**Excerpted text:**
Wednesday, May 10, 2006

United HealthCare to give discount for splitting prescription drugs


Retirees often joke they will get in trouble if the HMO finds out they split their pills to save money, but now one of the nation's largest health insurers is pushing the idea.

United HealthCare, the nation's second largest insurer and among the largest in Florida, is the first major health plan to give discounts of up to $300 a year to members who split pills in half as a way to save on prescription drugs.

United executives said they have extended the offer of pill-splitting discounts to 13 million people who have company health policies at their workplaces, including about 1 million in Florida. That does not include Medicare recipients, but might in the future. So far, only 16 drugs are covered by the offer.

"You essentially get two pills for the price of one," said Tim Heady, chief executive of the company's UnitedHealth Pharmaceutical Solutions subsidiary. "The members can save money, the employers can save money and we can save money."

Of $8 billion in drug costs a year, United, based in Minnesota, said pill-splitting could save 1 percent, or $80 million. Of that, about one-third would go to consumers, Heady said.

Drug makers strongly oppose pill-splitting, but United is trying to cash in on a common pricing quirk of the drug business, in which manufacturers charge the same price for, say, a pill containing a 10 milligram dose as one containing 20 milligrams.

Page segmentation data:
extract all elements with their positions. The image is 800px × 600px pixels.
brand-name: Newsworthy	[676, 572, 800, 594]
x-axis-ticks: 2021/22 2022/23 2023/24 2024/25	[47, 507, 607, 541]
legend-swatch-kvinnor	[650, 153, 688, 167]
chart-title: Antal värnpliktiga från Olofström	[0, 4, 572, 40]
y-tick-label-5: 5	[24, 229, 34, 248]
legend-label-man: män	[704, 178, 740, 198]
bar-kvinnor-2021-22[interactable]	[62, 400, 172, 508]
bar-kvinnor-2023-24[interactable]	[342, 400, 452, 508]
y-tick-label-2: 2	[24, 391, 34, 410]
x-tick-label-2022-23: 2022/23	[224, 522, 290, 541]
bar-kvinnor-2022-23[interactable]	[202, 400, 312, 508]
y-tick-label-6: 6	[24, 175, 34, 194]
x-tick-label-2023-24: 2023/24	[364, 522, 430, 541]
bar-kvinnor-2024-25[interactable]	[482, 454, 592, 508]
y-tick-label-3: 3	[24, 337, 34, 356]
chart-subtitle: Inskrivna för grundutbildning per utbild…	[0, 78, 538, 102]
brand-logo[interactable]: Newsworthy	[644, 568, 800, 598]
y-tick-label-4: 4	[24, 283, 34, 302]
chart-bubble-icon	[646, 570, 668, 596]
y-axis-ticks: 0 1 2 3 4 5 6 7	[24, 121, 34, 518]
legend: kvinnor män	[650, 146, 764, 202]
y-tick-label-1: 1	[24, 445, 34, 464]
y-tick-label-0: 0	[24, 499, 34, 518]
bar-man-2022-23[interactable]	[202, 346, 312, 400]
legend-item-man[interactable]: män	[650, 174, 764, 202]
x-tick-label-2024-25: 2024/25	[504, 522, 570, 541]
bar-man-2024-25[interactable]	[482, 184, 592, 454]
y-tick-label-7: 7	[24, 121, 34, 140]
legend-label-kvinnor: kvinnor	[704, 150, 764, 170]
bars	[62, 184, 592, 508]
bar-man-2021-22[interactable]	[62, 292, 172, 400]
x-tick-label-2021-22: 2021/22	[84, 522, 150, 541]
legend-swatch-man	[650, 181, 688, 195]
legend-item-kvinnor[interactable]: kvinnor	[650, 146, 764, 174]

**Parts of the exercise:**
A) According to the article on United HealthCare's pill-splitting discount, why can splitting pills save money on prescription drugs? Answer in one to three sentences.
B) Answer these questions from the pill-splitting article, one per line:
(i) How many drugs does the offer cover so far?
(ii) In which state is United based?
(iii) What is the largest yearly discount a member can receive?
C) Transcribe the part of the pill-splitting article that opens with the words containing "United executives said" and closes with "consumers, Heady said.".

**Responses to the exercise:**
A) Drug manufacturers often charge the same price for a pill with a 10 milligram dose as for one with 20 milligrams. A member who buys the larger dose and splits it in half essentially gets two pills for the price of one.

B)
(i) 16 drugs
(ii) Minnesota
(iii) Up to $300 a year

C)
United executives said they have extended the offer of pill-splitting discounts to 13 million people who have company health policies at their workplaces, including about 1 million in Florida. That does not include Medicare recipients, but might in the future. So far, only 16 drugs are covered by the offer.

"You essentially get two pills for the price of one," said Tim Heady, chief executive of the company's UnitedHealth Pharmaceutical Solutions subsidiary. "The members can save money, the employers can save money and we can save money."

Of $8 billion in drug costs a year, United, based in Minnesota, said pill-splitting could save 1 percent, or $80 million. Of that, about one-third would go to consumers, Heady said.